• Written exercise: Every record must be transcribed in its entirety, apart from the images, which are to be omitted.

Begin Task inputs

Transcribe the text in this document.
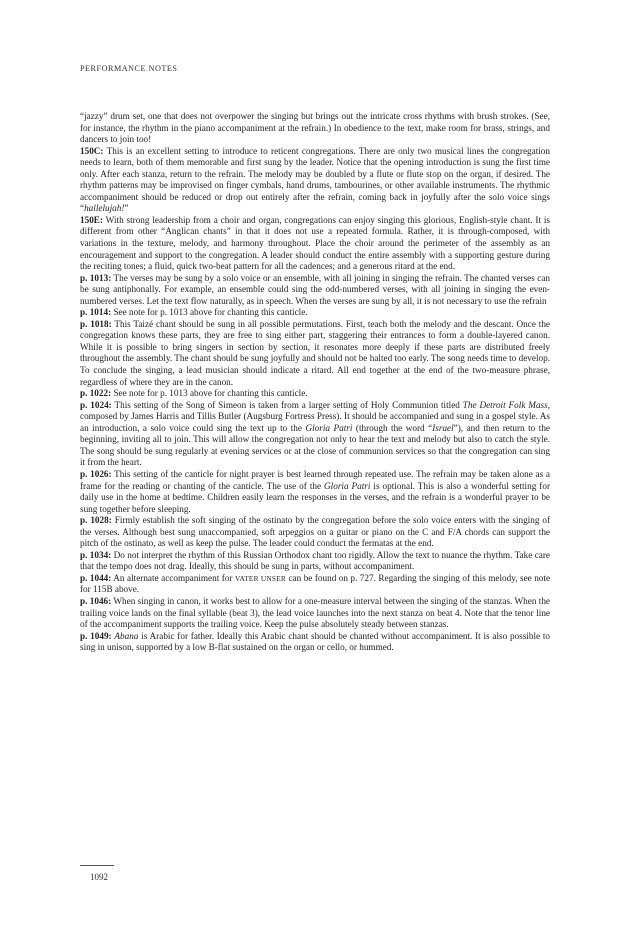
PERFORMANCE NOTES

“jazzy” drum set, one that does not overpower the singing but brings out the intricate cross rhythms with brush strokes. (See, for instance, the rhythm in the piano accompaniment at the refrain.) In obedience to the text, make room for brass, strings, and dancers to join too!

150C: This is an excellent setting to introduce to reticent congregations. There are only two musical lines the congregation needs to learn, both of them memorable and first sung by the leader. Notice that the opening introduction is sung the first time only. After each stanza, return to the refrain. The melody may be doubled by a flute or flute stop on the organ, if desired. The rhythm patterns may be improvised on finger cymbals, hand drums, tambourines, or other available instruments. The rhythmic accompaniment should be reduced or drop out entirely after the refrain, coming back in joyfully after the solo voice sings “hallelujah!”

150E: With strong leadership from a choir and organ, congregations can enjoy singing this glorious, English-style chant. It is different from other “Anglican chants” in that it does not use a repeated formula. Rather, it is through-composed, with variations in the texture, melody, and harmony throughout. Place the choir around the perimeter of the assembly as an encouragement and support to the congregation. A leader should conduct the entire assembly with a supporting gesture during the reciting tones; a fluid, quick two-beat pattern for all the cadences; and a generous ritard at the end.

p. 1013: The verses may be sung by a solo voice or an ensemble, with all joining in singing the refrain. The chanted verses can be sung antiphonally. For example, an ensemble could sing the odd-numbered verses, with all joining in singing the even-numbered verses. Let the text flow naturally, as in speech. When the verses are sung by all, it is not necessary to use the refrain

p. 1014: See note for p. 1013 above for chanting this canticle.

p. 1018: This Taizé chant should be sung in all possible permutations. First, teach both the melody and the descant. Once the congregation knows these parts, they are free to sing either part, staggering their entrances to form a double-layered canon. While it is possible to bring singers in section by section, it resonates more deeply if these parts are distributed freely throughout the assembly. The chant should be sung joyfully and should not be halted too early. The song needs time to develop. To conclude the singing, a lead musician should indicate a ritard. All end together at the end of the two-measure phrase, regardless of where they are in the canon.

p. 1022: See note for p. 1013 above for chanting this canticle.

p. 1024: This setting of the Song of Simeon is taken from a larger setting of Holy Communion titled The Detroit Folk Mass, composed by James Harris and Tillis Butler (Augsburg Fortress Press). It should be accompanied and sung in a gospel style. As an introduction, a solo voice could sing the text up to the Gloria Patri (through the word “Israel”), and then return to the beginning, inviting all to join. This will allow the congregation not only to hear the text and melody but also to catch the style. The song should be sung regularly at evening services or at the close of communion services so that the congregation can sing it from the heart.

p. 1026: This setting of the canticle for night prayer is best learned through repeated use. The refrain may be taken alone as a frame for the reading or chanting of the canticle. The use of the Gloria Patri is optional. This is also a wonderful setting for daily use in the home at bedtime. Children easily learn the responses in the verses, and the refrain is a wonderful prayer to be sung together before sleeping.

p. 1028: Firmly establish the soft singing of the ostinato by the congregation before the solo voice enters with the singing of the verses. Although best sung unaccompanied, soft arpeggios on a guitar or piano on the C and F/A chords can support the pitch of the ostinato, as well as keep the pulse. The leader could conduct the fermatas at the end.

p. 1034: Do not interpret the rhythm of this Russian Orthodox chant too rigidly. Allow the text to nuance the rhythm. Take care that the tempo does not drag. Ideally, this should be sung in parts, without accompaniment.

p. 1044: An alternate accompaniment for VATER UNSER can be found on p. 727. Regarding the singing of this melody, see note for 115B above.

p. 1046: When singing in canon, it works best to allow for a one-measure interval between the singing of the stanzas. When the trailing voice lands on the final syllable (beat 3), the lead voice launches into the next stanza on beat 4. Note that the tenor line of the accompaniment supports the trailing voice. Keep the pulse absolutely steady between stanzas.

p. 1049: Abana is Arabic for father. Ideally this Arabic chant should be chanted without accompaniment. It is also possible to sing in unison, supported by a low B-flat sustained on the organ or cello, or hummed.

1092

End Task inputs

• Solution for this task:
Transcribe the text in this document.
PERFORMANCE NOTES

“jazzy” drum set, one that does not overpower the singing but brings out the intricate cross rhythms with brush strokes. (See, for instance, the rhythm in the piano accompaniment at the refrain.) In obedience to the text, make room for brass, strings, and dancers to join too!

150C: This is an excellent setting to introduce to reticent congregations. There are only two musical lines the congregation needs to learn, both of them memorable and first sung by the leader. Notice that the opening introduction is sung the first time only. After each stanza, return to the refrain. The melody may be doubled by a flute or flute stop on the organ, if desired. The rhythm patterns may be improvised on finger cymbals, hand drums, tambourines, or other available instruments. The rhythmic accompaniment should be reduced or drop out entirely after the refrain, coming back in joyfully after the solo voice sings “hallelujah!”

150E: With strong leadership from a choir and organ, congregations can enjoy singing this glorious, English-style chant. It is different from other “Anglican chants” in that it does not use a repeated formula. Rather, it is through-composed, with variations in the texture, melody, and harmony throughout. Place the choir around the perimeter of the assembly as an encouragement and support to the congregation. A leader should conduct the entire assembly with a supporting gesture during the reciting tones; a fluid, quick two-beat pattern for all the cadences; and a generous ritard at the end.

p. 1013: The verses may be sung by a solo voice or an ensemble, with all joining in singing the refrain. The chanted verses can be sung antiphonally. For example, an ensemble could sing the odd-numbered verses, with all joining in singing the even-numbered verses. Let the text flow naturally, as in speech. When the verses are sung by all, it is not necessary to use the refrain

p. 1014: See note for p. 1013 above for chanting this canticle.

p. 1018: This Taizé chant should be sung in all possible permutations. First, teach both the melody and the descant. Once the congregation knows these parts, they are free to sing either part, staggering their entrances to form a double-layered canon. While it is possible to bring singers in section by section, it resonates more deeply if these parts are distributed freely throughout the assembly. The chant should be sung joyfully and should not be halted too early. The song needs time to develop. To conclude the singing, a lead musician should indicate a ritard. All end together at the end of the two-measure phrase, regardless of where they are in the canon.

p. 1022: See note for p. 1013 above for chanting this canticle.

p. 1024: This setting of the Song of Simeon is taken from a larger setting of Holy Communion titled The Detroit Folk Mass, composed by James Harris and Tillis Butler (Augsburg Fortress Press). It should be accompanied and sung in a gospel style. As an introduction, a solo voice could sing the text up to the Gloria Patri (through the word “Israel”), and then return to the beginning, inviting all to join. This will allow the congregation not only to hear the text and melody but also to catch the style. The song should be sung regularly at evening services or at the close of communion services so that the congregation can sing it from the heart.

p. 1026: This setting of the canticle for night prayer is best learned through repeated use. The refrain may be taken alone as a frame for the reading or chanting of the canticle. The use of the Gloria Patri is optional. This is also a wonderful setting for daily use in the home at bedtime. Children easily learn the responses in the verses, and the refrain is a wonderful prayer to be sung together before sleeping.

p. 1028: Firmly establish the soft singing of the ostinato by the congregation before the solo voice enters with the singing of the verses. Although best sung unaccompanied, soft arpeggios on a guitar or piano on the C and F/A chords can support the pitch of the ostinato, as well as keep the pulse. The leader could conduct the fermatas at the end.

p. 1034: Do not interpret the rhythm of this Russian Orthodox chant too rigidly. Allow the text to nuance the rhythm. Take care that the tempo does not drag. Ideally, this should be sung in parts, without accompaniment.

p. 1044: An alternate accompaniment for VATER UNSER can be found on p. 727. Regarding the singing of this melody, see note for 115B above.

p. 1046: When singing in canon, it works best to allow for a one-measure interval between the singing of the stanzas. When the trailing voice lands on the final syllable (beat 3), the lead voice launches into the next stanza on beat 4. Note that the tenor line of the accompaniment supports the trailing voice. Keep the pulse absolutely steady between stanzas.

p. 1049: Abana is Arabic for father. Ideally this Arabic chant should be chanted without accompaniment. It is also possible to sing in unison, supported by a low B-flat sustained on the organ or cello, or hummed.

1092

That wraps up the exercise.